→ **YOUR GOAL**: Determine which lines of the records include the word "from", and copy them.

-*-

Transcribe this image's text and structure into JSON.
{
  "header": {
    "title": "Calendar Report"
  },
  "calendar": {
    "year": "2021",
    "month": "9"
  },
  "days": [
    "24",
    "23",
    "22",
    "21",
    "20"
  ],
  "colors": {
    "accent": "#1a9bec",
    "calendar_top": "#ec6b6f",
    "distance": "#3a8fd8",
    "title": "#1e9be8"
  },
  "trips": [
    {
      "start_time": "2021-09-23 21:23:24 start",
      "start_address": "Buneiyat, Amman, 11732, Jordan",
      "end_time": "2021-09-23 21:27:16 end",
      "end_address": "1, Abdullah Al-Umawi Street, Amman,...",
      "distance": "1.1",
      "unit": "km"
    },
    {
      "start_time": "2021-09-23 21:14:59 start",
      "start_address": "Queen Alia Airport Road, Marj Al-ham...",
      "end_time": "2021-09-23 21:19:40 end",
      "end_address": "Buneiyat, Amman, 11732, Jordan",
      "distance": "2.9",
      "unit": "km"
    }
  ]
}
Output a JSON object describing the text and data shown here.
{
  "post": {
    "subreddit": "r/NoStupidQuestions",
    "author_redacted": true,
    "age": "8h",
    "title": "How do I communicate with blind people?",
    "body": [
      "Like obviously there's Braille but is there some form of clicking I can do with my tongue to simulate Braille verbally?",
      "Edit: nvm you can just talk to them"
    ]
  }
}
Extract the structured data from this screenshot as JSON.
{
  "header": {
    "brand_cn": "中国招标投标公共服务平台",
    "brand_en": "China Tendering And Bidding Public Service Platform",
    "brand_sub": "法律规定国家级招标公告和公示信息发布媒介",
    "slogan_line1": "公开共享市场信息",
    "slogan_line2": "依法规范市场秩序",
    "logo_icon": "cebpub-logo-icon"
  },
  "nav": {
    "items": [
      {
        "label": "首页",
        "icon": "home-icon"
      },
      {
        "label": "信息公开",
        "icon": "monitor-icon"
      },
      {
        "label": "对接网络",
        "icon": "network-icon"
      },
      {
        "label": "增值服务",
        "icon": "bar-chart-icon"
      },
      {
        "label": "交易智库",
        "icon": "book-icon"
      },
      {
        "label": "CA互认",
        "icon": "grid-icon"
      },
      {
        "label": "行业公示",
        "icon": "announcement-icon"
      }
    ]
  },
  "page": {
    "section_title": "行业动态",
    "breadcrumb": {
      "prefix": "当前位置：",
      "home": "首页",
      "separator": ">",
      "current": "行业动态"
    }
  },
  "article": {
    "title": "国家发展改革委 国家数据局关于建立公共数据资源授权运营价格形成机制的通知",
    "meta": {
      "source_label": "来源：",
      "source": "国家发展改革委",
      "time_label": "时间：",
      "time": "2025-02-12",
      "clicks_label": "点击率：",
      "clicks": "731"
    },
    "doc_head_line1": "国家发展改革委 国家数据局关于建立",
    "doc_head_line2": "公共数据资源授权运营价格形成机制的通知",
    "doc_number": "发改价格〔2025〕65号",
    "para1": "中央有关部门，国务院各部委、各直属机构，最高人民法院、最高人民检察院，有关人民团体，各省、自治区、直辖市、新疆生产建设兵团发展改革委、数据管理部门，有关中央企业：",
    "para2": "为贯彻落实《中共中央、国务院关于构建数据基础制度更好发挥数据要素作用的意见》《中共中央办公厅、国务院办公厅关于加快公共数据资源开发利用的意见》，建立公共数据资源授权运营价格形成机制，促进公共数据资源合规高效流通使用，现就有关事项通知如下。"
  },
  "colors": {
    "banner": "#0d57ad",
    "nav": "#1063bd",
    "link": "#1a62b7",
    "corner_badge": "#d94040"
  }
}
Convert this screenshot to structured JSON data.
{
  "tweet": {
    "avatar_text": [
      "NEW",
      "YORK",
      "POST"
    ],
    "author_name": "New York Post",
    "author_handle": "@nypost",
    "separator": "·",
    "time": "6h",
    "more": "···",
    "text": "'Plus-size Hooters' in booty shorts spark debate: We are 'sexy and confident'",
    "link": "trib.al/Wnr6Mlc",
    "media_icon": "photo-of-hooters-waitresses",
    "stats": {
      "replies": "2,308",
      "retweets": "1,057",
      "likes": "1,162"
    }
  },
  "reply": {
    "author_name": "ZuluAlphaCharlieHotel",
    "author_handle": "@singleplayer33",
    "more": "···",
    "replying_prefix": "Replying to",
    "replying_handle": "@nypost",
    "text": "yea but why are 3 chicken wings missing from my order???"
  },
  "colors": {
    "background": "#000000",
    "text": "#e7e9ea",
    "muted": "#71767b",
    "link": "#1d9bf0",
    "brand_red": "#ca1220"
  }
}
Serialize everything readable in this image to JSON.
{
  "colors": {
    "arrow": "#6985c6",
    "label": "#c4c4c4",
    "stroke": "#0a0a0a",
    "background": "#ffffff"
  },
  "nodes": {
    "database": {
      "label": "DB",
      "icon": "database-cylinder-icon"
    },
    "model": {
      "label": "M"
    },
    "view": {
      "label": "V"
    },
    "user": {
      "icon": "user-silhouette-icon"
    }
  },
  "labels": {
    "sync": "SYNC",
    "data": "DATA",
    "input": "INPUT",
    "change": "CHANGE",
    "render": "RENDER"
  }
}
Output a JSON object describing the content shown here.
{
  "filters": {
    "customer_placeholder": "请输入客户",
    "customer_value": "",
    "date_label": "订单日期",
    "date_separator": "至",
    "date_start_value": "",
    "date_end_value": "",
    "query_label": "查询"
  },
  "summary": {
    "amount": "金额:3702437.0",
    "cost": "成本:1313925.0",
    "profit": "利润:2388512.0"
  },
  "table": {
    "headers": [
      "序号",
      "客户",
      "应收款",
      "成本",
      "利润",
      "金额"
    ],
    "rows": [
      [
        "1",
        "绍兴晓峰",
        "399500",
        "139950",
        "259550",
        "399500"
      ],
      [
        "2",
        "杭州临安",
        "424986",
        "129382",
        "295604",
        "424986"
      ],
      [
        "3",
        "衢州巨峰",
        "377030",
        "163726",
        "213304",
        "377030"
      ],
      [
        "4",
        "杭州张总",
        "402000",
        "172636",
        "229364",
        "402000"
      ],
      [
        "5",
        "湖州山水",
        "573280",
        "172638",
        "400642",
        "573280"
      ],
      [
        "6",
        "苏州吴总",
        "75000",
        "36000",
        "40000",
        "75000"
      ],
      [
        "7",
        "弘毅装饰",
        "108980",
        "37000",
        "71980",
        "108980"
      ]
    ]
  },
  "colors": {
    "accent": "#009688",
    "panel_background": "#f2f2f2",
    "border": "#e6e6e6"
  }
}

-*-

→ **SOLUTION TO THIS PROBLEM**:
Extract the structured data from this screenshot as JSON.
    "text": "yea but why are 3 chicken wings missing from my order???"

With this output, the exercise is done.